[Recorded data]
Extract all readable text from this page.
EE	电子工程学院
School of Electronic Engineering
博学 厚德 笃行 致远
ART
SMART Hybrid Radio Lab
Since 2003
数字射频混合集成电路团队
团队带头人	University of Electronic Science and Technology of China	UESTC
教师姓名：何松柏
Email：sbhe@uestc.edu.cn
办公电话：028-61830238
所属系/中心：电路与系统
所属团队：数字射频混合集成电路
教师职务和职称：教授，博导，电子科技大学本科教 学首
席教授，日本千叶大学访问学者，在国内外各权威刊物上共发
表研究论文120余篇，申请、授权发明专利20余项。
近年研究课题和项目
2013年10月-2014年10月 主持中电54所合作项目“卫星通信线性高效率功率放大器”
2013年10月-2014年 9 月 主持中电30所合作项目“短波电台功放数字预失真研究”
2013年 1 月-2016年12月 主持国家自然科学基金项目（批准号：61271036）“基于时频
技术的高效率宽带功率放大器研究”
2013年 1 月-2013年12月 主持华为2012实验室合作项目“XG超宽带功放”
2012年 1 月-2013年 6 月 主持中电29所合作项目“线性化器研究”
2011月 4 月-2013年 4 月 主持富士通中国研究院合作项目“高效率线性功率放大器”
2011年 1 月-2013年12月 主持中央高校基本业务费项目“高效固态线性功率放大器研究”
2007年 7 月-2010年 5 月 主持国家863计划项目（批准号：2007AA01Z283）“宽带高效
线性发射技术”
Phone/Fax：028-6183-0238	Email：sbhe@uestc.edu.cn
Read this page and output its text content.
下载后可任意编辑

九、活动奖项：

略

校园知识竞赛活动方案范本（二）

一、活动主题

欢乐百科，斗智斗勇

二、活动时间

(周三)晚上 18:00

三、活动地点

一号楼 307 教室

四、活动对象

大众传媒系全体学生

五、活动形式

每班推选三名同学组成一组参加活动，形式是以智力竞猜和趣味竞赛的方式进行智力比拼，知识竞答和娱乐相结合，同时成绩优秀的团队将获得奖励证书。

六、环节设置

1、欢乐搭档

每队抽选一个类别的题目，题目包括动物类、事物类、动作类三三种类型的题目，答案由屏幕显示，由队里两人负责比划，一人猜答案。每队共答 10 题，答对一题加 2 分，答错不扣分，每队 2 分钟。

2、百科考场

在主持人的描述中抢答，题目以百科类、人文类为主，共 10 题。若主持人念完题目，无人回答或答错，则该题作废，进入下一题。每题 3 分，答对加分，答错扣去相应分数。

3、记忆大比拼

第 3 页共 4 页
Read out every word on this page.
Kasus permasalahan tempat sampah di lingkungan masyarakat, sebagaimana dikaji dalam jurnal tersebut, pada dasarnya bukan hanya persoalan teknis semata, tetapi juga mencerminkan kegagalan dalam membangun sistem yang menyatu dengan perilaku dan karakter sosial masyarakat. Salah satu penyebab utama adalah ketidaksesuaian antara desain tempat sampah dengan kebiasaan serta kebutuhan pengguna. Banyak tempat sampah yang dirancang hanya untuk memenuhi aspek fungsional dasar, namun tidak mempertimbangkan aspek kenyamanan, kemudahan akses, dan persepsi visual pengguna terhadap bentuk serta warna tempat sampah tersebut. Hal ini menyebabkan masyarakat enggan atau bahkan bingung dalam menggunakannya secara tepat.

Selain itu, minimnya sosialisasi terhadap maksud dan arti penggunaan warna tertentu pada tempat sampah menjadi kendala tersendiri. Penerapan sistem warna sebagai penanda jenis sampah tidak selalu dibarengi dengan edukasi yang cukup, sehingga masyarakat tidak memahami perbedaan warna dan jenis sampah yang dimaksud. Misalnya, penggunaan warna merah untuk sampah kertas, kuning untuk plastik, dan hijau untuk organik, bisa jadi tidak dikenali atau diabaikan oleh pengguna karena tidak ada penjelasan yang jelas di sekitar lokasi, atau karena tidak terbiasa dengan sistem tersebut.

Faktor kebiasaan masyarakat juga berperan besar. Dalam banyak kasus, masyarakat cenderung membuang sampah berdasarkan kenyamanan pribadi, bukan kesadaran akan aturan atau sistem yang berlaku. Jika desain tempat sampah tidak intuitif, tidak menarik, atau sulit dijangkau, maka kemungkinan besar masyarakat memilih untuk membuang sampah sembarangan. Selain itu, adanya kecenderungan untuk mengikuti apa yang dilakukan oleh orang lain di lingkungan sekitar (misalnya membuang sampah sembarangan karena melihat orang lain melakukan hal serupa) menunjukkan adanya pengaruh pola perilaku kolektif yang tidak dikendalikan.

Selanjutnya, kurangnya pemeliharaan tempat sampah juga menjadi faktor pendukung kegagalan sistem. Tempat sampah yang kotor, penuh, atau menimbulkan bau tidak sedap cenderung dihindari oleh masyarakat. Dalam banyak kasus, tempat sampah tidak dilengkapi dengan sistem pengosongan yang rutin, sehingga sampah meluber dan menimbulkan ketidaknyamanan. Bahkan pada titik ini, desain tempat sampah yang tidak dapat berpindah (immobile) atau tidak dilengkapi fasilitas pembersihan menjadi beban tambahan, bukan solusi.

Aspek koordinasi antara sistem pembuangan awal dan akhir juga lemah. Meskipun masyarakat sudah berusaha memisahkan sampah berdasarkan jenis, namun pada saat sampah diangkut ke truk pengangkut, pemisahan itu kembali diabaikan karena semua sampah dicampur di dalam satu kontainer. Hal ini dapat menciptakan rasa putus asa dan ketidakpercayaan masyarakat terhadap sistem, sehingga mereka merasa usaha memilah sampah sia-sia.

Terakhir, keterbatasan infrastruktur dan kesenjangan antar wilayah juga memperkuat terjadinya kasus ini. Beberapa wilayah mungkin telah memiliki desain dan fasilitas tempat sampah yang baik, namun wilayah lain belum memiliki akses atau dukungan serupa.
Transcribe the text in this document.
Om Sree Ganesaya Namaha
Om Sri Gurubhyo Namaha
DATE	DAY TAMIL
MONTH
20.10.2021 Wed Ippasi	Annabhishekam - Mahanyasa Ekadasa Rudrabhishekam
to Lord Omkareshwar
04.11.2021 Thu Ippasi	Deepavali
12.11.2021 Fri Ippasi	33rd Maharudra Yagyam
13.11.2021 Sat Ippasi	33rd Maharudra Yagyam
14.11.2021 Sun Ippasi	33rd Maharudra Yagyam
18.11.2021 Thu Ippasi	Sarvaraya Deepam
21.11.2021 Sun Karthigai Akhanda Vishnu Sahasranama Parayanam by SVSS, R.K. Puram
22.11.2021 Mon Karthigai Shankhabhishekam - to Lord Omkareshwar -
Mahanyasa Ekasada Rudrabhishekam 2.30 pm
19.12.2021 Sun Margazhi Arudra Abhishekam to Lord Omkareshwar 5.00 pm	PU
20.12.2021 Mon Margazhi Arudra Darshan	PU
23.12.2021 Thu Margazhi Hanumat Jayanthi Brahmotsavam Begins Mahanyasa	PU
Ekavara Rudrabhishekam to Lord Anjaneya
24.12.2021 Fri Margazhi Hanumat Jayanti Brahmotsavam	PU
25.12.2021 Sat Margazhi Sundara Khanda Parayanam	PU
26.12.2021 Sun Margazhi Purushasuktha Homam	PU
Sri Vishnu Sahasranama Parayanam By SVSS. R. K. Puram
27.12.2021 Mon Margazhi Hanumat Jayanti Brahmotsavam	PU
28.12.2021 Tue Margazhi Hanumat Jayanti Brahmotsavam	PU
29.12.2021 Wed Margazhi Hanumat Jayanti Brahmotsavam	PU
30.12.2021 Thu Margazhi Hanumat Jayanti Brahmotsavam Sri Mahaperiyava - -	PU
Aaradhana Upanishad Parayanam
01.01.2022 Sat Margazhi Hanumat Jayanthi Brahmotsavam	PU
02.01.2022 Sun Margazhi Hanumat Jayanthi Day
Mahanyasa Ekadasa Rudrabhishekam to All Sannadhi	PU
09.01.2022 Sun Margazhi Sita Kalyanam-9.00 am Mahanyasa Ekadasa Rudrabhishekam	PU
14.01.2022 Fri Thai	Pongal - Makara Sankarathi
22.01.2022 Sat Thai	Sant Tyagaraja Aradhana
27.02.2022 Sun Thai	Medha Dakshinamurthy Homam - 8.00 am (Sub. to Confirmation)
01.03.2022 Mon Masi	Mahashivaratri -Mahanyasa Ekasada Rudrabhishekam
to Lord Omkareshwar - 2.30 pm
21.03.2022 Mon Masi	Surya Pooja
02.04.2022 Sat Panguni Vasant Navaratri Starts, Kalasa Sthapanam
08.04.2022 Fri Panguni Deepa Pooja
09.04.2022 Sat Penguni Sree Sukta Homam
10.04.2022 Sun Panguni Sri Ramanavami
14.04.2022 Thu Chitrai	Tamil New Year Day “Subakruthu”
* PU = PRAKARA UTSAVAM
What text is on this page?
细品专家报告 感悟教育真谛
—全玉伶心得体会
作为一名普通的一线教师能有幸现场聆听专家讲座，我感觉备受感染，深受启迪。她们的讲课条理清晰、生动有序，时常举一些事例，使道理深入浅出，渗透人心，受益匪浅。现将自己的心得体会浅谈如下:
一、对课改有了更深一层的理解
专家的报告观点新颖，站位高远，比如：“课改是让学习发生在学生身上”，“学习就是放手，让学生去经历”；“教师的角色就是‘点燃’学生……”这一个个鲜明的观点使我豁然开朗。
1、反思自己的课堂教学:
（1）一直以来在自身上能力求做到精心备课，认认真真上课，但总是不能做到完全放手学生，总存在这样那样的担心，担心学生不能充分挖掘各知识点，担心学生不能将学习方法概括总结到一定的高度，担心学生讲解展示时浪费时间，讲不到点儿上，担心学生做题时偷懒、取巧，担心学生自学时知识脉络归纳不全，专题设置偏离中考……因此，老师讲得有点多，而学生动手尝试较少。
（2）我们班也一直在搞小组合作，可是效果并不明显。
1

## Stated exercise
Everything from the line that contains "What text is on this page?" through the end of the records must be duplicated exactly, and nothing outside that range.

## Solution to this problem
What text is on this page?
细品专家报告 感悟教育真谛
—全玉伶心得体会
作为一名普通的一线教师能有幸现场聆听专家讲座，我感觉备受感染，深受启迪。她们的讲课条理清晰、生动有序，时常举一些事例，使道理深入浅出，渗透人心，受益匪浅。现将自己的心得体会浅谈如下:
一、对课改有了更深一层的理解
专家的报告观点新颖，站位高远，比如：“课改是让学习发生在学生身上”，“学习就是放手，让学生去经历”；“教师的角色就是‘点燃’学生……”这一个个鲜明的观点使我豁然开朗。
1、反思自己的课堂教学:
（1）一直以来在自身上能力求做到精心备课，认认真真上课，但总是不能做到完全放手学生，总存在这样那样的担心，担心学生不能充分挖掘各知识点，担心学生不能将学习方法概括总结到一定的高度，担心学生讲解展示时浪费时间，讲不到点儿上，担心学生做题时偷懒、取巧，担心学生自学时知识脉络归纳不全，专题设置偏离中考……因此，老师讲得有点多，而学生动手尝试较少。
（2）我们班也一直在搞小组合作，可是效果并不明显。
1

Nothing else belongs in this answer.